§ **The problem**: List every line in this data where the string "those" occurs.

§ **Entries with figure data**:
──────────────────────────────

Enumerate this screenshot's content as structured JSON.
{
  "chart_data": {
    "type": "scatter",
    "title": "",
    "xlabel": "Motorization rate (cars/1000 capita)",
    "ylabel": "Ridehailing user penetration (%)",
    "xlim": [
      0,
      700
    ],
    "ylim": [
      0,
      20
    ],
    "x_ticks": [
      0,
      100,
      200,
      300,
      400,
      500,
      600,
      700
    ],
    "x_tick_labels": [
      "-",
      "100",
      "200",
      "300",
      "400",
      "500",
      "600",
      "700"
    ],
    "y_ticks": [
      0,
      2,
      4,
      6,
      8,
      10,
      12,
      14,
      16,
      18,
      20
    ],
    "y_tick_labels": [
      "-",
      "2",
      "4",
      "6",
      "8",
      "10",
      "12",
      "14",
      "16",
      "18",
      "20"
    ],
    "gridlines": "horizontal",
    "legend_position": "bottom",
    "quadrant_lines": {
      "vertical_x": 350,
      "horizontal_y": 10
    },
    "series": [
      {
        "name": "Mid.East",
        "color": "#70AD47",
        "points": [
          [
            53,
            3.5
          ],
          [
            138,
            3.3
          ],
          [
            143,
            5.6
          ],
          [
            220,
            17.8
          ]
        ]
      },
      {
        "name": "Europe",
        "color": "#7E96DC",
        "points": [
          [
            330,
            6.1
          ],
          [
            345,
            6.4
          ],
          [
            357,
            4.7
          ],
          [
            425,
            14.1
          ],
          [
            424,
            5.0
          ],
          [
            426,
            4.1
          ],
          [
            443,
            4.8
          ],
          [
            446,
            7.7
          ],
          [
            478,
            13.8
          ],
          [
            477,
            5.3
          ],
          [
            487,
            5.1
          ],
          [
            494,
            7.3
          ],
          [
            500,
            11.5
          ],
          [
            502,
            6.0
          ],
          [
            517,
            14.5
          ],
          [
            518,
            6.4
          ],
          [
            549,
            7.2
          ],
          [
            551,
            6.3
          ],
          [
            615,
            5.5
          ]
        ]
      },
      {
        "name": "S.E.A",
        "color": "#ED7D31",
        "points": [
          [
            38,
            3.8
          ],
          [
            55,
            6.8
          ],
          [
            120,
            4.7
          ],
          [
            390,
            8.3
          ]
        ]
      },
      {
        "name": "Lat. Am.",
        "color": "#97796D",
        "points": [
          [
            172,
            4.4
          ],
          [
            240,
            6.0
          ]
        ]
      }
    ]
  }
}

──────────────────────────────

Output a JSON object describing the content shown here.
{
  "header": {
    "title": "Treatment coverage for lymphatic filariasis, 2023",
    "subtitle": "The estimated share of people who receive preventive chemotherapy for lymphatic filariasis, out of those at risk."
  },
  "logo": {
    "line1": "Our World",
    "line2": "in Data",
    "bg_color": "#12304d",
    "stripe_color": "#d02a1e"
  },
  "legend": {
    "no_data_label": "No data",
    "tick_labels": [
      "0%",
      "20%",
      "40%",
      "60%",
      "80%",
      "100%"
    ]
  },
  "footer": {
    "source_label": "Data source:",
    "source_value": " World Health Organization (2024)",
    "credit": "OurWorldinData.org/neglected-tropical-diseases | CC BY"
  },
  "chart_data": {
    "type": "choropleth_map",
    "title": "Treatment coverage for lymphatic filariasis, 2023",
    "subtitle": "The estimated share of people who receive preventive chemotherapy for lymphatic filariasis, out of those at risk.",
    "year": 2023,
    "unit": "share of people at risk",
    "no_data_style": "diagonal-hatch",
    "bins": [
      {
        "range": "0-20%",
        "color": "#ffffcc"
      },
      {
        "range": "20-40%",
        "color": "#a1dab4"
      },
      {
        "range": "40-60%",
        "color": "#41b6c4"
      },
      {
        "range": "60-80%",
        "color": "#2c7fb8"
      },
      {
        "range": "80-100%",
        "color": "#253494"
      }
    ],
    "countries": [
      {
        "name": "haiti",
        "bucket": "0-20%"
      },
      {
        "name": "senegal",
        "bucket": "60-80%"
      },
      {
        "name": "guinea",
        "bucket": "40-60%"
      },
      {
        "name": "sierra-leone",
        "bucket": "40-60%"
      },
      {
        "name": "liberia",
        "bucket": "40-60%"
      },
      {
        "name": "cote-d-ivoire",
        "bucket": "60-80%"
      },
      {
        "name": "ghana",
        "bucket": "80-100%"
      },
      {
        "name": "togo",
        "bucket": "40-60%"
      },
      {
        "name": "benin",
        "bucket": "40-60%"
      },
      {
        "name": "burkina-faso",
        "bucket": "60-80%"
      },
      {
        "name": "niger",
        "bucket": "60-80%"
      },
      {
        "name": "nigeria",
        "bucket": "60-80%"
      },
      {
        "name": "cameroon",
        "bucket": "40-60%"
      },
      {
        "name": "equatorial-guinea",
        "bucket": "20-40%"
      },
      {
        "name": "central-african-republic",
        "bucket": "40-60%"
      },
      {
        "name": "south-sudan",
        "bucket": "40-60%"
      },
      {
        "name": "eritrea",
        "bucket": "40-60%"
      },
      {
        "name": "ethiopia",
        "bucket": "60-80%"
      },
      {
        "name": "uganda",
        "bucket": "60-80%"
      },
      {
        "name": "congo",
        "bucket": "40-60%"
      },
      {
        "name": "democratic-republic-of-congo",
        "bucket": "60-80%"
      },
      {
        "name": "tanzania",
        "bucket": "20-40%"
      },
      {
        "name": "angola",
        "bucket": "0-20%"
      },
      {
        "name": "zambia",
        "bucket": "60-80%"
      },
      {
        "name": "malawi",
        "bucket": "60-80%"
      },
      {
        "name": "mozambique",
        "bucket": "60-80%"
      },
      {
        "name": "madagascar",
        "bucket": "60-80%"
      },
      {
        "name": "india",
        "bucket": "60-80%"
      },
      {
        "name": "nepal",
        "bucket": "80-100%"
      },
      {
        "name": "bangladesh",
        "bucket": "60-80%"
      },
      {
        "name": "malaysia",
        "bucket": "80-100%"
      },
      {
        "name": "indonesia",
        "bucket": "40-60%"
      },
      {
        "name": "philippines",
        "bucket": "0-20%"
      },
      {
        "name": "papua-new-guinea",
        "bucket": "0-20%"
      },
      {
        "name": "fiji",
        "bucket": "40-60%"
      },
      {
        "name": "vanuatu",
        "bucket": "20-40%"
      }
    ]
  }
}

──────────────────────────────

§ **Answer to this task**:
    "subtitle": "The estimated share of people who receive preventive chemotherapy for lymphatic filariasis, out of those at risk."
    "subtitle": "The estimated share of people who receive preventive chemotherapy for lymphatic filariasis, out of those at risk.",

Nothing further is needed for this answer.